■ WHAT THIS TASK INVOLVES ■
Report back each line of the records that contains the string "follow".

[Data entries]
BEGIN
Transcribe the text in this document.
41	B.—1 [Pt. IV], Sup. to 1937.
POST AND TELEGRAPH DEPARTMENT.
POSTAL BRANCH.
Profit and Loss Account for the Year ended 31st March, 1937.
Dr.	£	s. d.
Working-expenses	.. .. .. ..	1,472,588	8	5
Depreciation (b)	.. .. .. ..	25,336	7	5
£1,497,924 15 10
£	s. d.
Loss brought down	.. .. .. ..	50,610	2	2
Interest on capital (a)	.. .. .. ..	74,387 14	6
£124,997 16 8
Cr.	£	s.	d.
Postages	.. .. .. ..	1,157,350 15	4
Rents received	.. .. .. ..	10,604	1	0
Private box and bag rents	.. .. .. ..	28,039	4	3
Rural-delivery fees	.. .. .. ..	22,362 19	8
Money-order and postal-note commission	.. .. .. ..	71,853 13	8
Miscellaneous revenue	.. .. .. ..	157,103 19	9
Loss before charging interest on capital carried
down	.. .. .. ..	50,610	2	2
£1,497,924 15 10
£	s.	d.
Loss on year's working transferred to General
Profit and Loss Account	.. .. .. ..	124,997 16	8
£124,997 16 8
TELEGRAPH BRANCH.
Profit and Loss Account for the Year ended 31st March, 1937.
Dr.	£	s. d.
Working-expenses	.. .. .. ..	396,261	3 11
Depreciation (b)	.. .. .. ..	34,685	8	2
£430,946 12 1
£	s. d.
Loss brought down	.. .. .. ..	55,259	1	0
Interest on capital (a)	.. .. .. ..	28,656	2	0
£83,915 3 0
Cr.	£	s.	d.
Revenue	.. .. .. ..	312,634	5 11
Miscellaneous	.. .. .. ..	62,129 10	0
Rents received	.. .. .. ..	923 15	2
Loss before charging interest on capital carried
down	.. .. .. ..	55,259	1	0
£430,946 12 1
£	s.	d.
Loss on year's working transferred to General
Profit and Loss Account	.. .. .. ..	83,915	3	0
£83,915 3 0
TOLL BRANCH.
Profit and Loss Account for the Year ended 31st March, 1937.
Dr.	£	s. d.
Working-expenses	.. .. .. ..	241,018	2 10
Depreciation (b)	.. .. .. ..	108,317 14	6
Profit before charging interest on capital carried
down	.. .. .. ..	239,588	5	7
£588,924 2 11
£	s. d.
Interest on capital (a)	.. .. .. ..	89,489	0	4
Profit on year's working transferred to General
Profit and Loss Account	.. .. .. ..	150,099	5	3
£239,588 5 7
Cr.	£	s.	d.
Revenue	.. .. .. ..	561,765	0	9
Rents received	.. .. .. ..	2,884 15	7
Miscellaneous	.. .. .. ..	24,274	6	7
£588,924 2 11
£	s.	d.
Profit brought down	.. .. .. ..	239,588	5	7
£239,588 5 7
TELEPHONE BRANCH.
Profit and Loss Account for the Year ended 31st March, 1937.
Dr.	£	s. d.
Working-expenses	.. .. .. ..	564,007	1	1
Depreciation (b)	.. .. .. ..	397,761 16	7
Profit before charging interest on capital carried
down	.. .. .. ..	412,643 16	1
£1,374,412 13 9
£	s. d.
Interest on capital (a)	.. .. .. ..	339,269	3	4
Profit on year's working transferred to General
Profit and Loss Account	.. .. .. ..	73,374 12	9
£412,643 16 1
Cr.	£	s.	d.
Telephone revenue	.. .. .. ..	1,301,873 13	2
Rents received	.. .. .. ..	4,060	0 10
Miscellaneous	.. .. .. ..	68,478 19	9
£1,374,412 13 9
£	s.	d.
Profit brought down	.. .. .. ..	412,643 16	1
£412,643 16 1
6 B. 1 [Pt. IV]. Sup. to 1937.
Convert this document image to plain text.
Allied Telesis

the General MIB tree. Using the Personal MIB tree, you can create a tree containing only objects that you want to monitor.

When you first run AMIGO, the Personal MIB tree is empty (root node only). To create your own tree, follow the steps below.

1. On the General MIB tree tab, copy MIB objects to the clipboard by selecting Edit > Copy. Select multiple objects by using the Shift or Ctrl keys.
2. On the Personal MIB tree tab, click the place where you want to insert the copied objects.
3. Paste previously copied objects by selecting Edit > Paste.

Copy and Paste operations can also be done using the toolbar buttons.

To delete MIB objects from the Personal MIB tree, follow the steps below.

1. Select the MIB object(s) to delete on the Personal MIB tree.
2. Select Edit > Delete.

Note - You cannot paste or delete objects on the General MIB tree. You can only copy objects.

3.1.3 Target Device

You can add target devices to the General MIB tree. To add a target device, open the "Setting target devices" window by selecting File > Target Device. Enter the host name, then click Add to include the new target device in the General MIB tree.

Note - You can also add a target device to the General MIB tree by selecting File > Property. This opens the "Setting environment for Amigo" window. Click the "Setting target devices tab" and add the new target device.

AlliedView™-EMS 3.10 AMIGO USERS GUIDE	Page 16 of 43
END
■ ANSWER TO THIS TASK ■
When you first run AMIGO, the Personal MIB tree is empty (root node only). To create your own tree, follow the steps below.
To delete MIB objects from the Personal MIB tree, follow the steps below.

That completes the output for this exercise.